[Work instructions]
Wherever "JSON" appears in a line, list that line.

[Supplied data]
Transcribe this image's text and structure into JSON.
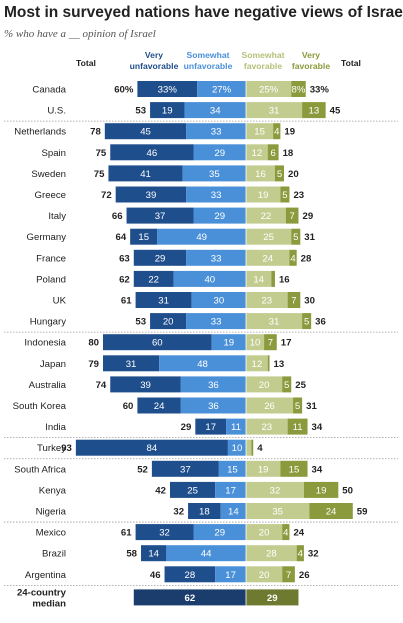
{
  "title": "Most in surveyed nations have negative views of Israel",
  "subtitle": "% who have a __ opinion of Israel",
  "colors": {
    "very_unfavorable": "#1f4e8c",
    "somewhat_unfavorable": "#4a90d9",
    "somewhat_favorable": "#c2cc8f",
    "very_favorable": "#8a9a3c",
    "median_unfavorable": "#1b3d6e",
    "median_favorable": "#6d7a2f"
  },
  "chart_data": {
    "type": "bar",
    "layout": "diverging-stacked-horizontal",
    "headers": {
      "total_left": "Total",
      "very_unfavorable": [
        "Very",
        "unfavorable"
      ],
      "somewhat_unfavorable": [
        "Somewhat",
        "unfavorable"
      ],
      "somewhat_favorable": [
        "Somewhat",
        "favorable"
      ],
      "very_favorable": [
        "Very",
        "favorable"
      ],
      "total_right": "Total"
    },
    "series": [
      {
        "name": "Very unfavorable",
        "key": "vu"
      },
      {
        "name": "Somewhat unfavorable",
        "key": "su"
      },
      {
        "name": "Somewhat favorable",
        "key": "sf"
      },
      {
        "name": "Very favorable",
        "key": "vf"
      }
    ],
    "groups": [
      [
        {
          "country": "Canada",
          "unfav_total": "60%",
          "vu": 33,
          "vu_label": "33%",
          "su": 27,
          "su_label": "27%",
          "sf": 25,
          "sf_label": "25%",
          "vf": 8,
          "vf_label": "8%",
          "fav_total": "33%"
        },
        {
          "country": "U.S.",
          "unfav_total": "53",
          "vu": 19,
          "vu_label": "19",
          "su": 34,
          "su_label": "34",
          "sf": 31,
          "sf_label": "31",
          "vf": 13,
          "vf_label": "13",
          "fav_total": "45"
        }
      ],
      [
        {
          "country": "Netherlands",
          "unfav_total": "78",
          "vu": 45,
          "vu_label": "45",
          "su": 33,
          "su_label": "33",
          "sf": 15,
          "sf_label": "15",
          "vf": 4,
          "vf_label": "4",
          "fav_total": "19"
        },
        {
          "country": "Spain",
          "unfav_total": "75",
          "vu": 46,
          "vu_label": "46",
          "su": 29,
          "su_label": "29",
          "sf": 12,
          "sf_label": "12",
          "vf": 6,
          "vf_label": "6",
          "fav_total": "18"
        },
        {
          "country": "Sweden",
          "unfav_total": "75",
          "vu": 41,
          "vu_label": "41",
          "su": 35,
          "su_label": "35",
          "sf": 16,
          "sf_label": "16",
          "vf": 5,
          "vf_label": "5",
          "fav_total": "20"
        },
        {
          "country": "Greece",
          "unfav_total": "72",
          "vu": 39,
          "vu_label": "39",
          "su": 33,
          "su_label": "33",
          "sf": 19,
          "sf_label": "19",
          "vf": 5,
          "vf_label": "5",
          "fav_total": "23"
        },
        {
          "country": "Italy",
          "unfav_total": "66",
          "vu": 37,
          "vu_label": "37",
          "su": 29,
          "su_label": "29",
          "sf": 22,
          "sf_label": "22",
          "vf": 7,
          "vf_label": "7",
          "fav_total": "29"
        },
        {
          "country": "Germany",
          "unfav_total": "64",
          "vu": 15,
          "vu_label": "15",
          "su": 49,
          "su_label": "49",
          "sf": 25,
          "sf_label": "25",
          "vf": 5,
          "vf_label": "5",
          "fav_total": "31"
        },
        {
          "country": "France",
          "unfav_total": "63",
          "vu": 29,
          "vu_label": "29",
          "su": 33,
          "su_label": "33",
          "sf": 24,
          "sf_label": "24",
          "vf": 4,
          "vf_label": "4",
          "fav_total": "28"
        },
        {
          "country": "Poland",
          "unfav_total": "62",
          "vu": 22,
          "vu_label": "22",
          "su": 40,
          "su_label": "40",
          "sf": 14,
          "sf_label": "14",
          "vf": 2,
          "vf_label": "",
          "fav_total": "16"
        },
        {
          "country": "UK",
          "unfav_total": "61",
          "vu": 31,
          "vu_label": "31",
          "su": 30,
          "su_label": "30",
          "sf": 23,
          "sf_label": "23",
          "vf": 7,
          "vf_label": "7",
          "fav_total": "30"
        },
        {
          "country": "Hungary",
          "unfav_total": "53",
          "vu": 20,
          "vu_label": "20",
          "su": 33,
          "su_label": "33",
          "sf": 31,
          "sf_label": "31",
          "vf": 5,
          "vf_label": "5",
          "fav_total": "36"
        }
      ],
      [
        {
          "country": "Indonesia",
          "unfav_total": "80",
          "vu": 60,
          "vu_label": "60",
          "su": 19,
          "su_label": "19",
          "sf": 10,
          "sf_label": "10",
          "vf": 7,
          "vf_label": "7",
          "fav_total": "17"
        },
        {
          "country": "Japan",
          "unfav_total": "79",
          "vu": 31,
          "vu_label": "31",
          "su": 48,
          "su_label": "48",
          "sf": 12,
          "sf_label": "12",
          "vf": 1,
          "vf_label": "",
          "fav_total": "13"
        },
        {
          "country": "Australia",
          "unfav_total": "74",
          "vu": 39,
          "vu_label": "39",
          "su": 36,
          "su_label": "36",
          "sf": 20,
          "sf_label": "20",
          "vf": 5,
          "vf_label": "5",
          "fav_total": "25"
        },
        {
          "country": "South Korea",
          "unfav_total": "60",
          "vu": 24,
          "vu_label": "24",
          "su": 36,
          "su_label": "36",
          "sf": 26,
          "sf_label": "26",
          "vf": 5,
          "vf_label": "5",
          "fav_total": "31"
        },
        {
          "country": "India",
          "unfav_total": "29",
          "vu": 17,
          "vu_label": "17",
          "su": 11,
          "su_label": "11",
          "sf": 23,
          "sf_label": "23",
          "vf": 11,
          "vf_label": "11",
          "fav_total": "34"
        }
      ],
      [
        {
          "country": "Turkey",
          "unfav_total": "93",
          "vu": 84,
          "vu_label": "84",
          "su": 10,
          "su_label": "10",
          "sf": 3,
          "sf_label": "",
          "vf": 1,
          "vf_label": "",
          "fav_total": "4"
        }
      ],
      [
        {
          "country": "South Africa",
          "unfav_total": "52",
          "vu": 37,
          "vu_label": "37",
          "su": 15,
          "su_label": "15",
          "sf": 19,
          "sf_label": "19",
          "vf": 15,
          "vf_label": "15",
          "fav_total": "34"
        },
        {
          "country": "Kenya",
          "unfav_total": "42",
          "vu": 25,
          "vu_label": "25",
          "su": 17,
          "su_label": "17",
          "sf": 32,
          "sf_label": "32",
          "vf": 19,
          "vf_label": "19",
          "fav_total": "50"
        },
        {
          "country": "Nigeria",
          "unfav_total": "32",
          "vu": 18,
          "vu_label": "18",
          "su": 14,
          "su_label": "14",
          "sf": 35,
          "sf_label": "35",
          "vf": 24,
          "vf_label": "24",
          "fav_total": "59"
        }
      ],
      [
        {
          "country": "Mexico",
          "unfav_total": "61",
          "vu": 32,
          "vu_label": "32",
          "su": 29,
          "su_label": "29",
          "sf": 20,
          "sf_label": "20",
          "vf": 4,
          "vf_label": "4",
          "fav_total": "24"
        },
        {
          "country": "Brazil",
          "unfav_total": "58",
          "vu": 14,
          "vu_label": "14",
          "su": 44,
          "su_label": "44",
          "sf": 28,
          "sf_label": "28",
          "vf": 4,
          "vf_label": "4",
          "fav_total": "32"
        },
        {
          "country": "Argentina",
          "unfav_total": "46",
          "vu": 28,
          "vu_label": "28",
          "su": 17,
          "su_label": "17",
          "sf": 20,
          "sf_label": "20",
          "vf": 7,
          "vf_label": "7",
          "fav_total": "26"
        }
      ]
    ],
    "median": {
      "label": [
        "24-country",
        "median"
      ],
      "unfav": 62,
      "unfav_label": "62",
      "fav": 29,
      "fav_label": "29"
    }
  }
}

---

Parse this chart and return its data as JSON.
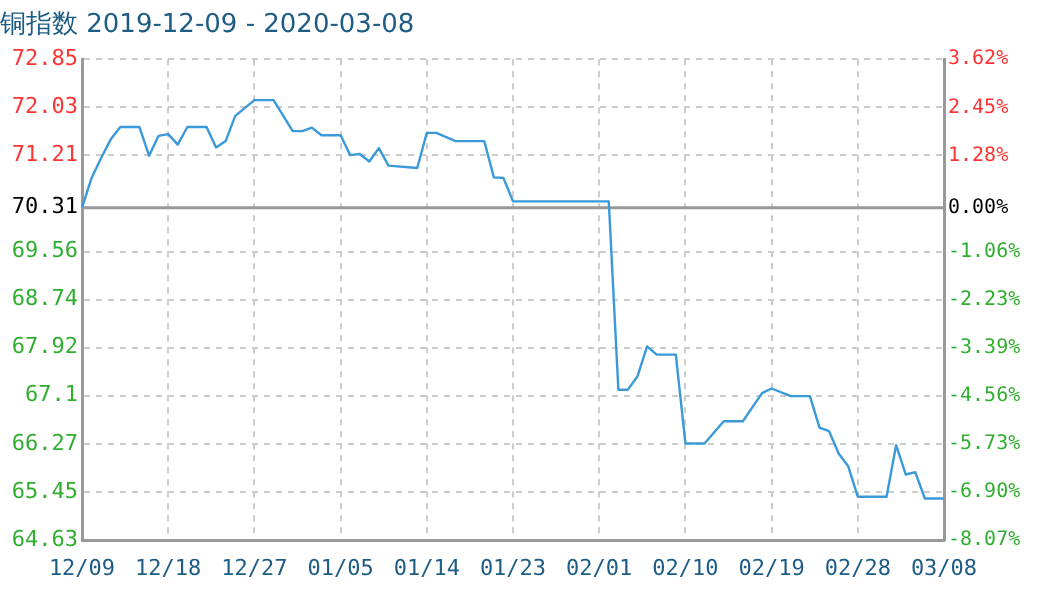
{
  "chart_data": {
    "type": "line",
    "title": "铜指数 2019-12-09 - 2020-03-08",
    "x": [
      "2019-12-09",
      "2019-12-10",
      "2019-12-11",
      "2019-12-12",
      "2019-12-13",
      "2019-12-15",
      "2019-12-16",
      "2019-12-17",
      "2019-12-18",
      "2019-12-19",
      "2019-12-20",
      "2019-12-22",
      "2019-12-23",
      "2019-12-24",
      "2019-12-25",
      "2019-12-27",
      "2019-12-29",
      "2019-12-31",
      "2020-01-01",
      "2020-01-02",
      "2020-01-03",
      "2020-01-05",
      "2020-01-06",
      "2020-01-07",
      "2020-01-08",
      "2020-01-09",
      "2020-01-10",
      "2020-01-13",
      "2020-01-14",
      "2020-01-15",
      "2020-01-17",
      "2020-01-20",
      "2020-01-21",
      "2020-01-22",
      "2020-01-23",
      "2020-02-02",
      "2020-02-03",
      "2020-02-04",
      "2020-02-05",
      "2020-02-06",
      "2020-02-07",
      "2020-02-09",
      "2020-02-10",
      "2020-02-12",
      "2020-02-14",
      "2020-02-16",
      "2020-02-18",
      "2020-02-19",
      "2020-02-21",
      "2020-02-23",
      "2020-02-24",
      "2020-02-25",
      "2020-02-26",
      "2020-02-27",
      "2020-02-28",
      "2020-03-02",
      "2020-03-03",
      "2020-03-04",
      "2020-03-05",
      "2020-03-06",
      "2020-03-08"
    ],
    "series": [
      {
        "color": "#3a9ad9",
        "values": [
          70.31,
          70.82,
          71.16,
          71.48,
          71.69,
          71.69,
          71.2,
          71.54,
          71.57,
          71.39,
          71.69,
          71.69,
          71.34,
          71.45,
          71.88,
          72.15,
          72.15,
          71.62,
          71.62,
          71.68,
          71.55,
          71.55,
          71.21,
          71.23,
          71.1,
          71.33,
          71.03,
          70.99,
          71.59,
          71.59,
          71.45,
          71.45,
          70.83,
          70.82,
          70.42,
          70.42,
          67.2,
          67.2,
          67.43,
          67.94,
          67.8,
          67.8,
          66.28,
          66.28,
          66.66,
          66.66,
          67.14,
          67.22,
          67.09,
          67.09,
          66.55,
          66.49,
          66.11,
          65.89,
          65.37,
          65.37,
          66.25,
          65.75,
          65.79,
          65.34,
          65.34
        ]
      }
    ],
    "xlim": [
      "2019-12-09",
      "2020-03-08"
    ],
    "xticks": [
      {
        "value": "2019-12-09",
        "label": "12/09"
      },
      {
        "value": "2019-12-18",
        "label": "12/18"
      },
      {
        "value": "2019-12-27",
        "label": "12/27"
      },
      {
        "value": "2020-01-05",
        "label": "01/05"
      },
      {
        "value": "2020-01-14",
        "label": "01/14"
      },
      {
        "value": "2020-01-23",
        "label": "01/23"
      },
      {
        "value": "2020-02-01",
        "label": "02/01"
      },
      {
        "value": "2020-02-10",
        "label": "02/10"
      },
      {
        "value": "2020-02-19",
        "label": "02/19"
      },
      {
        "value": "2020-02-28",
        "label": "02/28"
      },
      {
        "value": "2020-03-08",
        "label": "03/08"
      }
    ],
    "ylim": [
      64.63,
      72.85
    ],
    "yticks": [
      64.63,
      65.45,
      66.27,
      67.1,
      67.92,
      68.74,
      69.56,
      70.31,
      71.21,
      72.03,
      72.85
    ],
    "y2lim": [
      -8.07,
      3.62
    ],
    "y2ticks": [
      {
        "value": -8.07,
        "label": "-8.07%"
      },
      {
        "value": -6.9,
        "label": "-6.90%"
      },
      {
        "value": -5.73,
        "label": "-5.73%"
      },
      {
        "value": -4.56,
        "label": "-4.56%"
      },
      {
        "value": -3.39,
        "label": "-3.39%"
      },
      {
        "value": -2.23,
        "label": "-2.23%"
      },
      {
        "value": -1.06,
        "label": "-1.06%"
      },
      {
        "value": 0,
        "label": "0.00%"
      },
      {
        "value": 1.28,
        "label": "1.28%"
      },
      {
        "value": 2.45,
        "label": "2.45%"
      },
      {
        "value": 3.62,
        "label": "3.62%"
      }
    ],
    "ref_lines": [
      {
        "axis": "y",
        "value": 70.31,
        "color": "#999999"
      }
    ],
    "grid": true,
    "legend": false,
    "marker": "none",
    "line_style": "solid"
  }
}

---

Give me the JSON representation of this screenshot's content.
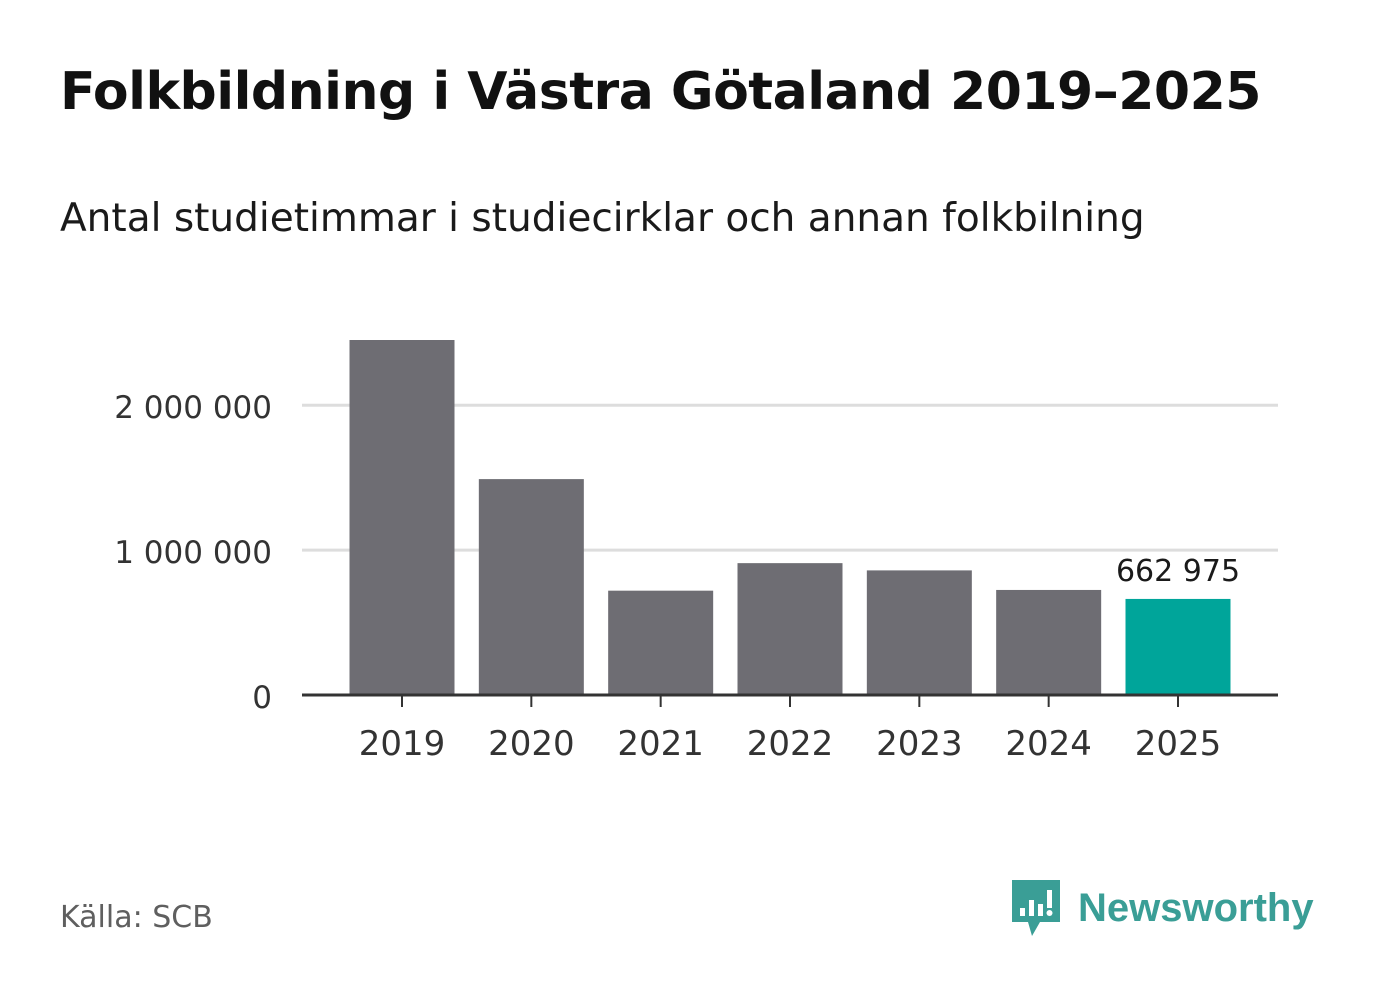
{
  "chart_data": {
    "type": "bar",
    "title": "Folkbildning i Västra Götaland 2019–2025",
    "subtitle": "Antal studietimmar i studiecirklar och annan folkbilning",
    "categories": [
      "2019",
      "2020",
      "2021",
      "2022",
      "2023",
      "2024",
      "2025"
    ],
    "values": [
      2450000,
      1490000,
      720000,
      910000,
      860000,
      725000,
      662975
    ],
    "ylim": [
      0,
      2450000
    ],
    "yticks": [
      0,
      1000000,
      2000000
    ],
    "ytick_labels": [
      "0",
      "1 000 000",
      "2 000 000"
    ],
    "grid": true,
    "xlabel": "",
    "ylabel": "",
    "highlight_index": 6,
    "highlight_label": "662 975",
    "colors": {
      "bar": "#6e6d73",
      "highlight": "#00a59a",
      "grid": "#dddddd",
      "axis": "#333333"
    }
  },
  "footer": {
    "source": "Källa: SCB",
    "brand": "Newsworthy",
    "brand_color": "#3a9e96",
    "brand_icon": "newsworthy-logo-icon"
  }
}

[Finished task]
Transcribe this image's text and structure into JSON.
Parse this chart and return its data as JSON.
Give me the JSON representation of this screenshot's content.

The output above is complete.